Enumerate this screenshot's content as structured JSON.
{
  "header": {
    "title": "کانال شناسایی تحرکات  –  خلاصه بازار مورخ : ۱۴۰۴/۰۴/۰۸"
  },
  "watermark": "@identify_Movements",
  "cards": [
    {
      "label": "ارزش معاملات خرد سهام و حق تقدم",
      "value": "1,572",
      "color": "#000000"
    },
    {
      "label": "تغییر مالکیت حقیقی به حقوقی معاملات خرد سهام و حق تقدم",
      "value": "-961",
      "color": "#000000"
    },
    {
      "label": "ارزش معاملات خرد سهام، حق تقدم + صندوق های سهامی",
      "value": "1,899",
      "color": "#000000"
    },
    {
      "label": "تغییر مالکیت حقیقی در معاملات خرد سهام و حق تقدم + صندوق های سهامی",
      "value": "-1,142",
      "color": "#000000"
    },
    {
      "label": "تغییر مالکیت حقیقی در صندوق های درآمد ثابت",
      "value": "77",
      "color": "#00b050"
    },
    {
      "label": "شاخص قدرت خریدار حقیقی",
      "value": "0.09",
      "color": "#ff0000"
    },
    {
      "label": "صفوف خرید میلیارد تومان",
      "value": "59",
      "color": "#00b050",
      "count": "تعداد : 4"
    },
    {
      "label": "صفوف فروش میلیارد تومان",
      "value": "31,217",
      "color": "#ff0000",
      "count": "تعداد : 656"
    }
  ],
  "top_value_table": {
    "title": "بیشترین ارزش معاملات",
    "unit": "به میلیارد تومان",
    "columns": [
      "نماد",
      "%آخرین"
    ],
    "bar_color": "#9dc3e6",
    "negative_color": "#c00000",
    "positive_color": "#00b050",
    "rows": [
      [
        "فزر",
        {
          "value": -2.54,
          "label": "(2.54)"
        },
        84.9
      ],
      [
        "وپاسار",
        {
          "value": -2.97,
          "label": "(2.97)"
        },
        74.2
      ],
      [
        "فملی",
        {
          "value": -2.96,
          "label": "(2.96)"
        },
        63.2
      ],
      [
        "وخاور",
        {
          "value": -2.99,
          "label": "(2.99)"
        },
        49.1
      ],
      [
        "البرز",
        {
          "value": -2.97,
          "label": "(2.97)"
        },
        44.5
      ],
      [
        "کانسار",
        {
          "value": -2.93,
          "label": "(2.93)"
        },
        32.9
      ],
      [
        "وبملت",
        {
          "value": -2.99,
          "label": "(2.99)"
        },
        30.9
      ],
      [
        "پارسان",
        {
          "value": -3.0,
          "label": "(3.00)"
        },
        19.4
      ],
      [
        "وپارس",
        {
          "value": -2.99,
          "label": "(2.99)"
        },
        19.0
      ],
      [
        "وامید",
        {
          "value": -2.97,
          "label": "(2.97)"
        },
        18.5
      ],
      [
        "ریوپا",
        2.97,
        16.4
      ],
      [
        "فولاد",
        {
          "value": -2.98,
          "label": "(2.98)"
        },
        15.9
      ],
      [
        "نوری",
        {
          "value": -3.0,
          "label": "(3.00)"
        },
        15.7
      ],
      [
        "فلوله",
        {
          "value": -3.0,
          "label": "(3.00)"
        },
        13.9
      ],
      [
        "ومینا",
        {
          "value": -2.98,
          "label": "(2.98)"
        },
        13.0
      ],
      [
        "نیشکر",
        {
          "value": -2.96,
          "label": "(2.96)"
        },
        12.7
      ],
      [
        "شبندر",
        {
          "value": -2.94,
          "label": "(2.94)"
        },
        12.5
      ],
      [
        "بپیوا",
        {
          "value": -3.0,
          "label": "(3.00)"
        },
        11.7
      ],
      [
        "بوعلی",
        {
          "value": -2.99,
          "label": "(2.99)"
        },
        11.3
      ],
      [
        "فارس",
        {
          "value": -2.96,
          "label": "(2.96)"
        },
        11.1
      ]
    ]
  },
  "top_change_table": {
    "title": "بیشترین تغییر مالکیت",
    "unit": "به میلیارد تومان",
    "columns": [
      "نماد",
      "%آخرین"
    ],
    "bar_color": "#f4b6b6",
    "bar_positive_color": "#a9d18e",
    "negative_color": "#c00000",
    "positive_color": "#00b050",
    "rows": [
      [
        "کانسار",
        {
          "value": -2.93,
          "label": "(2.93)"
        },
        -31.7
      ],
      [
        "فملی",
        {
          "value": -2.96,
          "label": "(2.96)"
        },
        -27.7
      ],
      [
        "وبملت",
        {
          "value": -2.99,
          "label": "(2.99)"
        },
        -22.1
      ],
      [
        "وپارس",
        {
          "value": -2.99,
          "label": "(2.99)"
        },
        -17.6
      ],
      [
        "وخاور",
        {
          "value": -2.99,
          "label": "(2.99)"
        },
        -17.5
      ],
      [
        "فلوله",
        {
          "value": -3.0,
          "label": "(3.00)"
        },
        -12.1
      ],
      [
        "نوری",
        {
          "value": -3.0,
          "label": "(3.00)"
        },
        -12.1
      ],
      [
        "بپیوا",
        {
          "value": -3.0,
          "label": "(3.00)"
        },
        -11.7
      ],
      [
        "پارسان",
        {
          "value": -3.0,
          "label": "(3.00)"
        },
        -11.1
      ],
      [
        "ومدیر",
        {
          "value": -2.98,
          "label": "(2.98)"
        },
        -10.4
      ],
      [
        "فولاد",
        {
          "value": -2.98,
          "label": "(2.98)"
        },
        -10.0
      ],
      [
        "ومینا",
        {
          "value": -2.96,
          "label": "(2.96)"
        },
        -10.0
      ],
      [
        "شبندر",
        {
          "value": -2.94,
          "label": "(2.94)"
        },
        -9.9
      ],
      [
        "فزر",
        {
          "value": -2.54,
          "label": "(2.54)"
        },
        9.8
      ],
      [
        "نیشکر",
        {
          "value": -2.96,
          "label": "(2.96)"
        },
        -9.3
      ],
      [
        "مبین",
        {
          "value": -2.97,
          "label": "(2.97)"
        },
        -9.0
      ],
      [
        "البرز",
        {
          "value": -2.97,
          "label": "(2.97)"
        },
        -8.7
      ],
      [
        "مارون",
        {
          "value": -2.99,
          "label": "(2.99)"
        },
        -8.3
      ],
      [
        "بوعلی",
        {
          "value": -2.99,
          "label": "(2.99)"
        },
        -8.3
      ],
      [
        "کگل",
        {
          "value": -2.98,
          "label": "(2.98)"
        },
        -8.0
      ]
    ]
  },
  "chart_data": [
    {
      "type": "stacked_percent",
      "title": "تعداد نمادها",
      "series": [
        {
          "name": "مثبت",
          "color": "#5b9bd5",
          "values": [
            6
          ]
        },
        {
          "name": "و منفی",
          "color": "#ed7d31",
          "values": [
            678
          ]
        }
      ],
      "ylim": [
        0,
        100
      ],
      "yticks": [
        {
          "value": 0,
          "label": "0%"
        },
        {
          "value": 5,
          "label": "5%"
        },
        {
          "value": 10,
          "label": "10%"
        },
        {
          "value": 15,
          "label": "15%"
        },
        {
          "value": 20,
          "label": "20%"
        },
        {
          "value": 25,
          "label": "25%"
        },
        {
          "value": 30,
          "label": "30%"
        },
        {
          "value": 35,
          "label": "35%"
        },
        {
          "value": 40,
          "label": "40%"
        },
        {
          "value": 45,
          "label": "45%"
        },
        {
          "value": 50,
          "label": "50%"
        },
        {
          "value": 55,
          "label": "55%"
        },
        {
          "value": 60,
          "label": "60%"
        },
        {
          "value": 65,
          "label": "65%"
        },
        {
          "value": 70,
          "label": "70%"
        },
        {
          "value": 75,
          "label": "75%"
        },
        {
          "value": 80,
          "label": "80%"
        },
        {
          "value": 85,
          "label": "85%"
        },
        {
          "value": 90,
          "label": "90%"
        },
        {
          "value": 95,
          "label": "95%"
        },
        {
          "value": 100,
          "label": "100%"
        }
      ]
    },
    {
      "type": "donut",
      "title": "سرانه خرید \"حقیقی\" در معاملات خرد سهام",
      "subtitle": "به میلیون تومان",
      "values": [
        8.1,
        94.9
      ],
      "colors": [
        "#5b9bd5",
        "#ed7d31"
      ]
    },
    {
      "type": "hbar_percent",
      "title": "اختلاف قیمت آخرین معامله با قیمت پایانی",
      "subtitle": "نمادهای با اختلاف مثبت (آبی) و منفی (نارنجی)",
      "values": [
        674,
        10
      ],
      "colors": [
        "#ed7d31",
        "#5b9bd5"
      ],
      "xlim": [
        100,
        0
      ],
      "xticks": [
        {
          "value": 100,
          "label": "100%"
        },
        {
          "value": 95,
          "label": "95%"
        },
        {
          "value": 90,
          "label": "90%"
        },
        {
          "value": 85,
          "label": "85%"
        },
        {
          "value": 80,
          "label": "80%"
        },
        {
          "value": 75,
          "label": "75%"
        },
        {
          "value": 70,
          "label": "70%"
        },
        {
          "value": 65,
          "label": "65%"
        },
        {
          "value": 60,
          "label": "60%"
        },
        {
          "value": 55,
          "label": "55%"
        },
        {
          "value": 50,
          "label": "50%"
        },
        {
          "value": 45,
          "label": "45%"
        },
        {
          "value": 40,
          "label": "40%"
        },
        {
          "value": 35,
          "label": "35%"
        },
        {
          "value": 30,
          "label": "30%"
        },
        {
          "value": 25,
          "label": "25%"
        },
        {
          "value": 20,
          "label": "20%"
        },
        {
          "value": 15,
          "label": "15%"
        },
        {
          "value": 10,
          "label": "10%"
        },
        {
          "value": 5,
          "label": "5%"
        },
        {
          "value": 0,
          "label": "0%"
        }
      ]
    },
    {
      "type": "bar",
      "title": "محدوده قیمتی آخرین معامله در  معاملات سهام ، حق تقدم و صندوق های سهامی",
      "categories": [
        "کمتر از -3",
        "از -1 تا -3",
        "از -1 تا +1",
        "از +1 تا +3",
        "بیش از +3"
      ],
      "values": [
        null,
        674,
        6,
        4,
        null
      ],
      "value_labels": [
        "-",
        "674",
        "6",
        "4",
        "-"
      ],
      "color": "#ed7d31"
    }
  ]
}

- Task to complete:
All lines above with "تعداد" in them should be returned.

- Result of this task:
      "count": "تعداد : 4"
      "count": "تعداد : 656"
      "title": "تعداد نمادها",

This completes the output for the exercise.